Instruction: Every line below is to be copied exactly, with the pictures left out.

Supplied data:
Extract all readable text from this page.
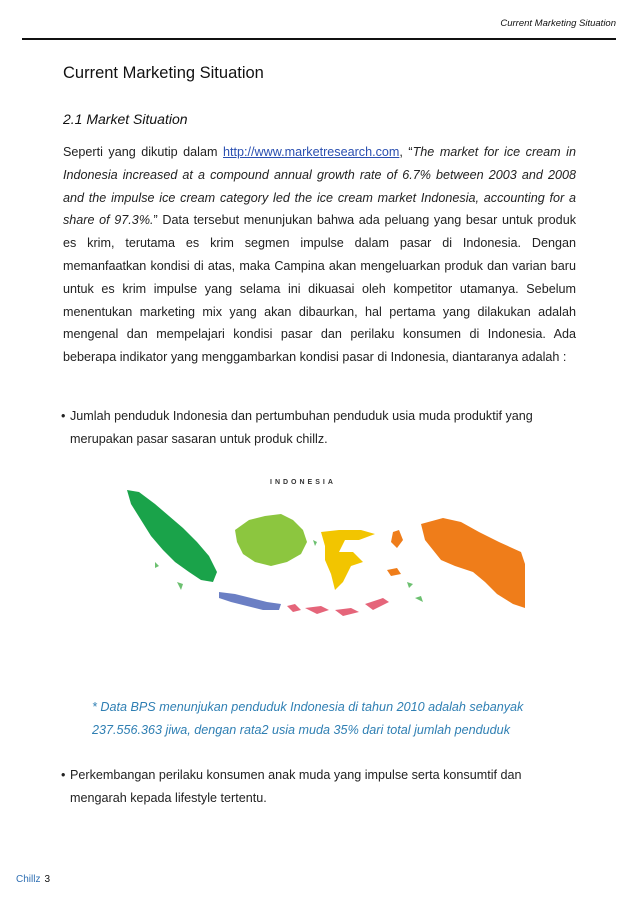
Current Marketing Situation
Current Marketing Situation
2.1 Market Situation
Seperti yang dikutip dalam http://www.marketresearch.com, “The market for ice cream in Indonesia increased at a compound annual growth rate of 6.7% between 2003 and 2008 and the impulse ice cream category led the ice cream market Indonesia, accounting for a share of 97.3%.” Data tersebut menunjukan bahwa ada peluang yang besar untuk produk es krim, terutama es krim segmen impulse dalam pasar di Indonesia. Dengan memanfaatkan kondisi di atas, maka Campina akan mengeluarkan produk dan varian baru untuk es krim impulse yang selama ini dikuasai oleh kompetitor utamanya. Sebelum menentukan marketing mix yang akan dibaurkan, hal pertama yang dilakukan adalah mengenal dan mempelajari kondisi pasar dan perilaku konsumen di Indonesia. Ada beberapa indikator yang menggambarkan kondisi pasar di Indonesia, diantaranya adalah :
• Jumlah penduduk Indonesia dan pertumbuhan penduduk usia muda produktif yang
merupakan pasar sasaran untuk produk chillz.
INDONESIA
* Data BPS menunjukan penduduk Indonesia di tahun 2010 adalah sebanyak
237.556.363 jiwa, dengan rata2 usia muda 35% dari total jumlah penduduk
• Perkembangan perilaku konsumen anak muda yang impulse serta konsumtif dan
mengarah kepada lifestyle tertentu.
Chillz 3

Answer to the task:
Extract all readable text from this page.
Current Marketing Situation
Current Marketing Situation
2.1 Market Situation
Seperti yang dikutip dalam http://www.marketresearch.com, “The market for ice cream in Indonesia increased at a compound annual growth rate of 6.7% between 2003 and 2008 and the impulse ice cream category led the ice cream market Indonesia, accounting for a share of 97.3%.” Data tersebut menunjukan bahwa ada peluang yang besar untuk produk es krim, terutama es krim segmen impulse dalam pasar di Indonesia. Dengan memanfaatkan kondisi di atas, maka Campina akan mengeluarkan produk dan varian baru untuk es krim impulse yang selama ini dikuasai oleh kompetitor utamanya. Sebelum menentukan marketing mix yang akan dibaurkan, hal pertama yang dilakukan adalah mengenal dan mempelajari kondisi pasar dan perilaku konsumen di Indonesia. Ada beberapa indikator yang menggambarkan kondisi pasar di Indonesia, diantaranya adalah :
• Jumlah penduduk Indonesia dan pertumbuhan penduduk usia muda produktif yang
merupakan pasar sasaran untuk produk chillz.
INDONESIA
* Data BPS menunjukan penduduk Indonesia di tahun 2010 adalah sebanyak
237.556.363 jiwa, dengan rata2 usia muda 35% dari total jumlah penduduk
• Perkembangan perilaku konsumen anak muda yang impulse serta konsumtif dan
mengarah kepada lifestyle tertentu.
Chillz 3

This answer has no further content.